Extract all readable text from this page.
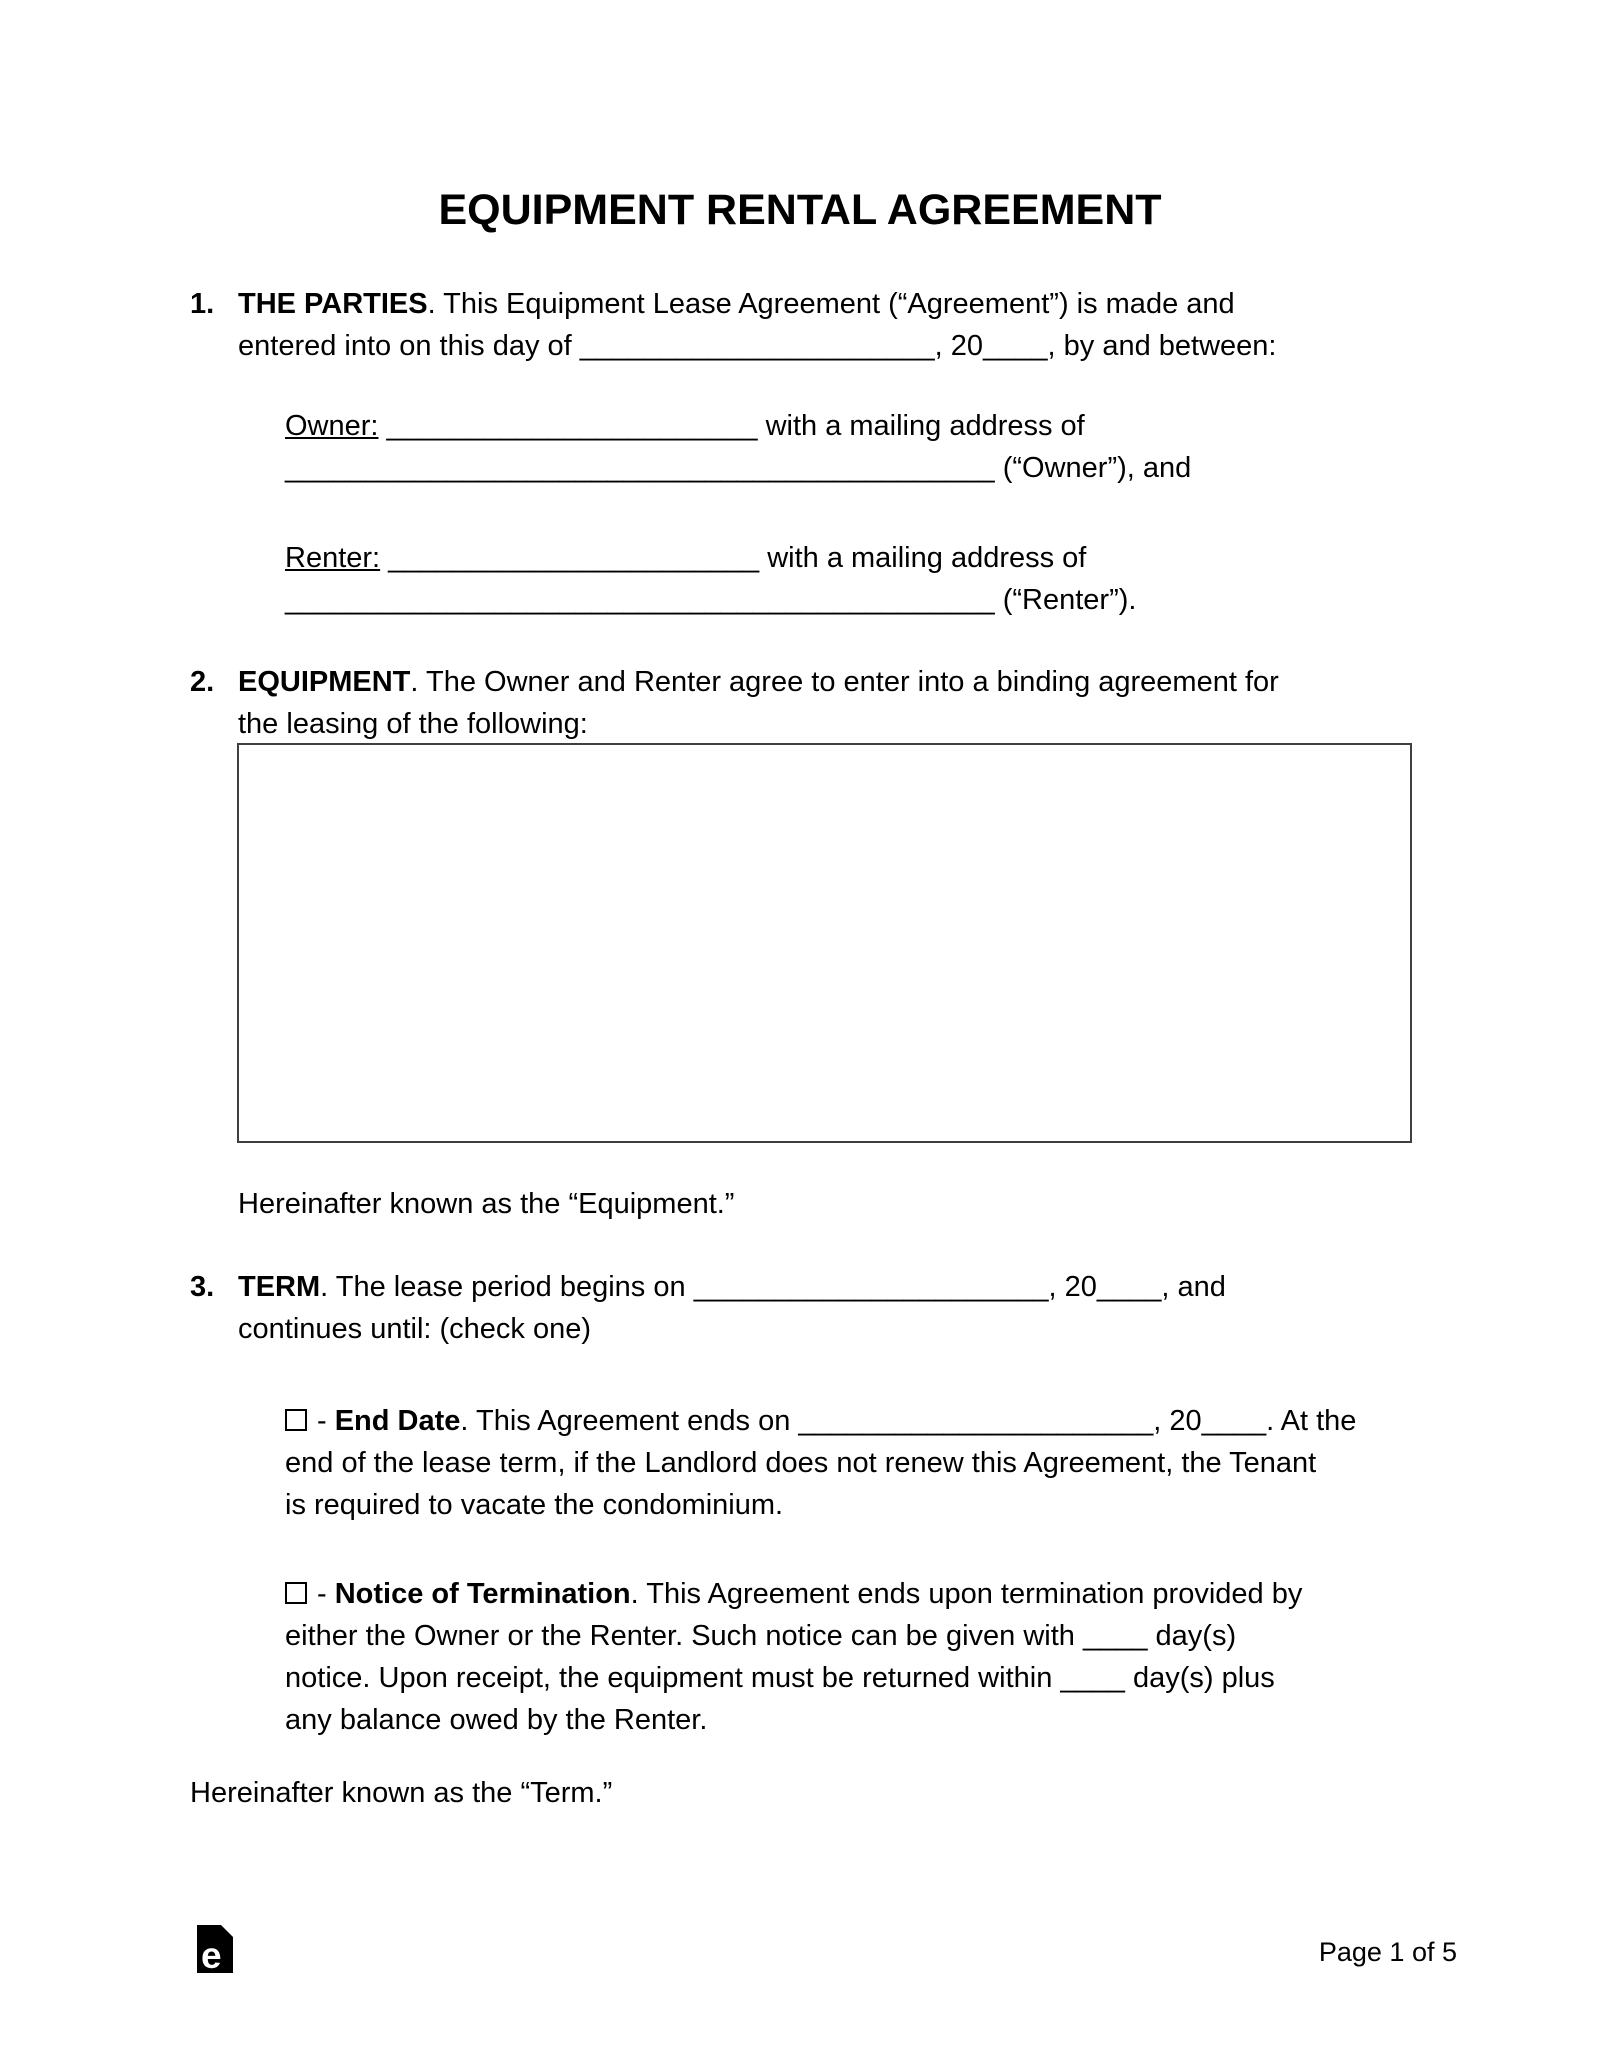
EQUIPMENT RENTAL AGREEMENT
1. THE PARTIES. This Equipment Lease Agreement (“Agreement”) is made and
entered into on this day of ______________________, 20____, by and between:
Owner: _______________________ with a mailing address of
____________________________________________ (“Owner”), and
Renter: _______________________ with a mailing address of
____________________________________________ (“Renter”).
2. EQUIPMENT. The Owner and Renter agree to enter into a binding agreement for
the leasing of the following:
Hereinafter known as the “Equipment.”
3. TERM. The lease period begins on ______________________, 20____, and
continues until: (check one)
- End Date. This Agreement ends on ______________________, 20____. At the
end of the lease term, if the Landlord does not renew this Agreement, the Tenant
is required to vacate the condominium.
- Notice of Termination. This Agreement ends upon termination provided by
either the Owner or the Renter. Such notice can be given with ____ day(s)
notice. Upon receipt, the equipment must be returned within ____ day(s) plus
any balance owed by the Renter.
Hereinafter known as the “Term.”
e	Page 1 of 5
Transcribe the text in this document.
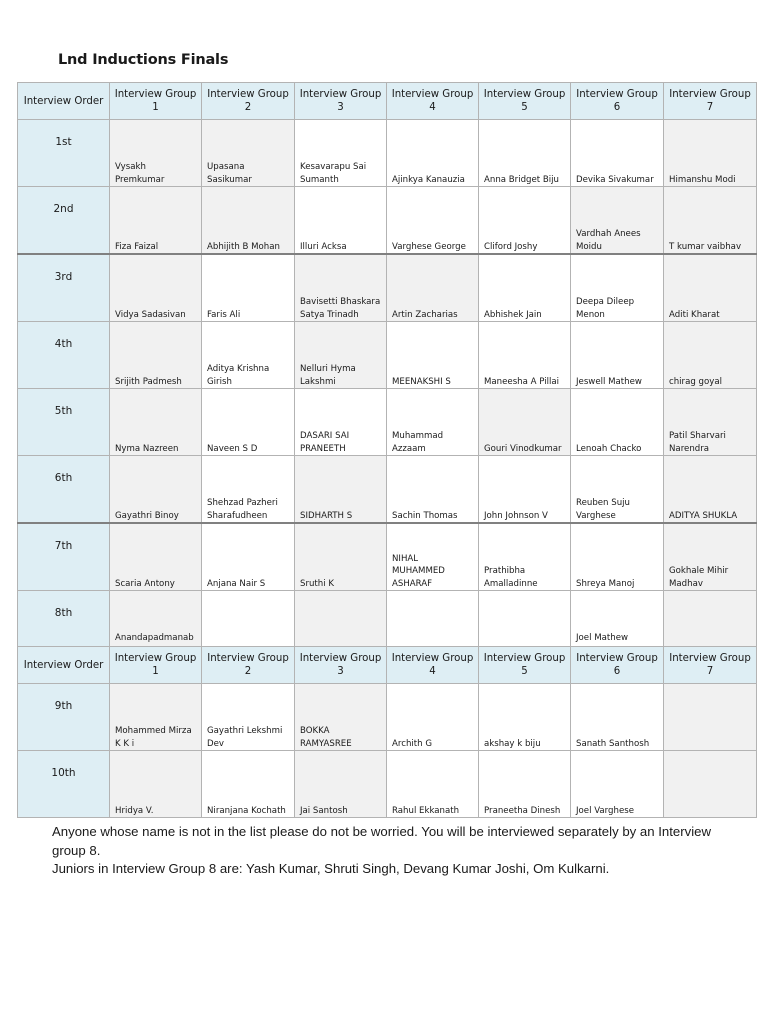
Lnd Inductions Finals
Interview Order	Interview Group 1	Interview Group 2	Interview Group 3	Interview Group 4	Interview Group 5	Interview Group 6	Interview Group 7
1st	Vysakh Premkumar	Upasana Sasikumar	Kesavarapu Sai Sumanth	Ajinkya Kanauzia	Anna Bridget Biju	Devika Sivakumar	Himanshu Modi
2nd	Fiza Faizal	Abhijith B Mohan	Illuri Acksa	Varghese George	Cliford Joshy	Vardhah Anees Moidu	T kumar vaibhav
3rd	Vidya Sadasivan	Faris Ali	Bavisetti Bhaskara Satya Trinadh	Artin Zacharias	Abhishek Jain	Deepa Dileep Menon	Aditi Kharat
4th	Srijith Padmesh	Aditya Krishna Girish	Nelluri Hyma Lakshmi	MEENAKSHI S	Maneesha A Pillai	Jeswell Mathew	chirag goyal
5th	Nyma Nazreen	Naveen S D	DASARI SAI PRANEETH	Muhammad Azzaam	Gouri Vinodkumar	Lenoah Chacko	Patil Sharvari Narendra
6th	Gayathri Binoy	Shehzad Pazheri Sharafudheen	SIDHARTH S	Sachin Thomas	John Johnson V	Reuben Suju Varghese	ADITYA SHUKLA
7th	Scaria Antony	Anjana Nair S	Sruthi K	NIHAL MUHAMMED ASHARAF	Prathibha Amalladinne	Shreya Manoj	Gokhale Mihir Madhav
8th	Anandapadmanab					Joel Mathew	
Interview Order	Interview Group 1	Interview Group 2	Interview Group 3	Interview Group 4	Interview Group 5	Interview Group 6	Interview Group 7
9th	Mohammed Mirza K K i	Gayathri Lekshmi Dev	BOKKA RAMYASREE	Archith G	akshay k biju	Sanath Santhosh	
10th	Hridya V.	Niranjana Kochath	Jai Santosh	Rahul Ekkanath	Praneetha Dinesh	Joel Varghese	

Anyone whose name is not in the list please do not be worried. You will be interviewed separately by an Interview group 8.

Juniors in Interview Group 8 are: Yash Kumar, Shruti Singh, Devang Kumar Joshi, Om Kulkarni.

**GOAL OF THE EXERCISE:** Return each line of the data that contains the string "ends".

**OUTPUT FOR THIS EXERCISE:**
- End Date. This Agreement ends on ______________________, 20____. At the
- Notice of Termination. This Agreement ends upon termination provided by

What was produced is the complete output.